Records

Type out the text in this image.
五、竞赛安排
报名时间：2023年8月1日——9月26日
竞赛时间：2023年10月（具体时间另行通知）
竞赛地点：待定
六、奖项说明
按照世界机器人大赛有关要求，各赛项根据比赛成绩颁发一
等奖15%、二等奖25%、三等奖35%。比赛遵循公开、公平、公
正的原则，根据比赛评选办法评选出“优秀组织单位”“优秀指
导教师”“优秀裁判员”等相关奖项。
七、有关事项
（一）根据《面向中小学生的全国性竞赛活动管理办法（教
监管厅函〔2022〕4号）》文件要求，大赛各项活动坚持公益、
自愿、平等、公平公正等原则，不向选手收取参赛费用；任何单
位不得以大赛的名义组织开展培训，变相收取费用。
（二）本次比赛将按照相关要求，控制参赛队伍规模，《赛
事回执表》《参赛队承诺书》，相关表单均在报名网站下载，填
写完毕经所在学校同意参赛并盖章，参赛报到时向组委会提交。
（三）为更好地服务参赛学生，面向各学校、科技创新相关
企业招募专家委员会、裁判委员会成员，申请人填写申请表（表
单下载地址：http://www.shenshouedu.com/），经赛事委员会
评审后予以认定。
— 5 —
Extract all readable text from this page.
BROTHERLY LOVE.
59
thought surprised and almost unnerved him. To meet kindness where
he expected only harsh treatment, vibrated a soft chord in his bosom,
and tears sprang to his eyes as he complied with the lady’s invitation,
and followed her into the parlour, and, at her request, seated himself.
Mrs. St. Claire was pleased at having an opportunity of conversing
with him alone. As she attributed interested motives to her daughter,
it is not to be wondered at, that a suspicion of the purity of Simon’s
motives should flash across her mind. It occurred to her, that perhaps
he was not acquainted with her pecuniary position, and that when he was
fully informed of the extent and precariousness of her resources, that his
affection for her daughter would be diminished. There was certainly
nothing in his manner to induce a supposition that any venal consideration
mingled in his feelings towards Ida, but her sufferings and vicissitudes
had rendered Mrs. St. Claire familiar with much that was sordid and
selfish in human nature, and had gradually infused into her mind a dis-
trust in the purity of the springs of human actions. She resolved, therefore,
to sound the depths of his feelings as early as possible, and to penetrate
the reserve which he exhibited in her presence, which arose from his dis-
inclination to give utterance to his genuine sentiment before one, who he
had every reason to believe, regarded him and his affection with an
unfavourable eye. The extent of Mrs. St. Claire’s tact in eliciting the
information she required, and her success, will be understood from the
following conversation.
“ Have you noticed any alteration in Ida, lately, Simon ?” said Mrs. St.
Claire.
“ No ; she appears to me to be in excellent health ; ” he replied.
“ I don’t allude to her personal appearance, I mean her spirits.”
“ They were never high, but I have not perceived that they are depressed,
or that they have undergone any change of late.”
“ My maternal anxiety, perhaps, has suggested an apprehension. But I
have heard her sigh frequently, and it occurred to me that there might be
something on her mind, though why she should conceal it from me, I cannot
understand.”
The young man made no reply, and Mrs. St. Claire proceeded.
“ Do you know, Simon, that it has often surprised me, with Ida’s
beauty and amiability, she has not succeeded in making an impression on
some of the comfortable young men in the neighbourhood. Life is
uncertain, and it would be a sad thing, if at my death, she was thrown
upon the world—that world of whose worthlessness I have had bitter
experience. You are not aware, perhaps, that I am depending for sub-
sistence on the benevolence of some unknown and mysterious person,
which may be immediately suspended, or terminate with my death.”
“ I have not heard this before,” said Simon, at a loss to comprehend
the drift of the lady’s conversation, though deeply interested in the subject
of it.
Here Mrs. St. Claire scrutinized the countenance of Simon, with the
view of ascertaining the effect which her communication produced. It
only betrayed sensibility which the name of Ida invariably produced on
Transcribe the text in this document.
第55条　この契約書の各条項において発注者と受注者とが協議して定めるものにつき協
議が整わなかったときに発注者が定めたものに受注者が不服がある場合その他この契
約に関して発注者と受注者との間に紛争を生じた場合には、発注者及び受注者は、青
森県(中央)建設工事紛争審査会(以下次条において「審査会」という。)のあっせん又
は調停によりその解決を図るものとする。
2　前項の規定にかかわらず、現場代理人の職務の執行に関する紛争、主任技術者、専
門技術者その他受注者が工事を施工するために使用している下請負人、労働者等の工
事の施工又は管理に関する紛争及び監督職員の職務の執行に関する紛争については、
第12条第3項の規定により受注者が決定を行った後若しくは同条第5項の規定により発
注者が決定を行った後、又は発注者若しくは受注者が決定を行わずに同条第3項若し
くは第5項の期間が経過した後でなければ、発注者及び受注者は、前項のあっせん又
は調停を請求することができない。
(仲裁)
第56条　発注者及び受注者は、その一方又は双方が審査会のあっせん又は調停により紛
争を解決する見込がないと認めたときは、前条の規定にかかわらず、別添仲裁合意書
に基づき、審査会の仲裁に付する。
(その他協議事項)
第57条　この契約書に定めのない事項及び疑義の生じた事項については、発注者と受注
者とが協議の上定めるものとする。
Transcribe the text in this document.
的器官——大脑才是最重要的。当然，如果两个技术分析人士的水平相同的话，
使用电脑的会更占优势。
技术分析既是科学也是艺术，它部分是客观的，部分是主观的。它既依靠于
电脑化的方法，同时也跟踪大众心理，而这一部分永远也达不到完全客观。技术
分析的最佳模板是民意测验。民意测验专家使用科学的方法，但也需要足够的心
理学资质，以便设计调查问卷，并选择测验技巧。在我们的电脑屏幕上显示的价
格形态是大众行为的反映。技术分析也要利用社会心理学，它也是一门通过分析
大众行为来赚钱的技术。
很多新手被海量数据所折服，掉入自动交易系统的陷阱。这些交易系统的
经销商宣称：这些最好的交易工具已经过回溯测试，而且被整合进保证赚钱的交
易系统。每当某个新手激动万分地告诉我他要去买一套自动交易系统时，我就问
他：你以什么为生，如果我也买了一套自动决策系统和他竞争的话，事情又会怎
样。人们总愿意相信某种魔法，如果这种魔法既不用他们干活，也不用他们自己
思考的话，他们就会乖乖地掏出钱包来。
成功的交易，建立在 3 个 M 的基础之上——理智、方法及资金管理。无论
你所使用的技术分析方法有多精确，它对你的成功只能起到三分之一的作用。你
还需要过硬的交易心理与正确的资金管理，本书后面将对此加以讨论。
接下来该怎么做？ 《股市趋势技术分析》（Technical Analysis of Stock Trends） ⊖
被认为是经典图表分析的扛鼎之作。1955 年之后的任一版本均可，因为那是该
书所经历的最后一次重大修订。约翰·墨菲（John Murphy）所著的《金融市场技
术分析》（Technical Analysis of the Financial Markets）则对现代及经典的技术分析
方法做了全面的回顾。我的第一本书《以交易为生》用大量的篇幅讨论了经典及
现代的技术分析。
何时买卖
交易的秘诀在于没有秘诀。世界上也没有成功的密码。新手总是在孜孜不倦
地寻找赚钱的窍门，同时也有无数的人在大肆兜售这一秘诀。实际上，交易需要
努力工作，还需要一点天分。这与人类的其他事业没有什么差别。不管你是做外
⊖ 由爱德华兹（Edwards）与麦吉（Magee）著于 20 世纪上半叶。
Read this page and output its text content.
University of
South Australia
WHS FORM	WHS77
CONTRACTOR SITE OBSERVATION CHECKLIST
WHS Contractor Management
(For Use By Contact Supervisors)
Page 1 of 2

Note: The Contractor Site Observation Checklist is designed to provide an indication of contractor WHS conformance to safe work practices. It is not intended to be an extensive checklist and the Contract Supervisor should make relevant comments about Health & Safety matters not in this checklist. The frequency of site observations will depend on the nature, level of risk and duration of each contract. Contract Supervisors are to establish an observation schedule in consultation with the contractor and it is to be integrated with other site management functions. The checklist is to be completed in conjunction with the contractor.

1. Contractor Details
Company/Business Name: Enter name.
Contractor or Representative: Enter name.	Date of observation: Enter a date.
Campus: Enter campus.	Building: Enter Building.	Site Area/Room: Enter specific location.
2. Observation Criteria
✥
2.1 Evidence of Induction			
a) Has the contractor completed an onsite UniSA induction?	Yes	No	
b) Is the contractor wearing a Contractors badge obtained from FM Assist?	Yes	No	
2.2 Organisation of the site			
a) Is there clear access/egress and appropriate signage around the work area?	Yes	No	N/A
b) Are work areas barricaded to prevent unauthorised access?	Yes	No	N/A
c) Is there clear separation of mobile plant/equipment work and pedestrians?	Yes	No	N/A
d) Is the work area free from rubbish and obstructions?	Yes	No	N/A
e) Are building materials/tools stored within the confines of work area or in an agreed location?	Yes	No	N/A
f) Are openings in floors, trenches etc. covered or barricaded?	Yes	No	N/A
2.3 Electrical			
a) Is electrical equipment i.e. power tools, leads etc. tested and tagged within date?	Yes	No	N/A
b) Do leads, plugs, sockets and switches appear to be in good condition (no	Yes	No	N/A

[WHAT YOU WILL DO]:
Pull out every line above that holds the word "surprised".

[RIGHT ANSWER]:
thought surprised and almost unnerved him. To meet kindness where
“ Do you know, Simon, that it has often surprised me, with Ida’s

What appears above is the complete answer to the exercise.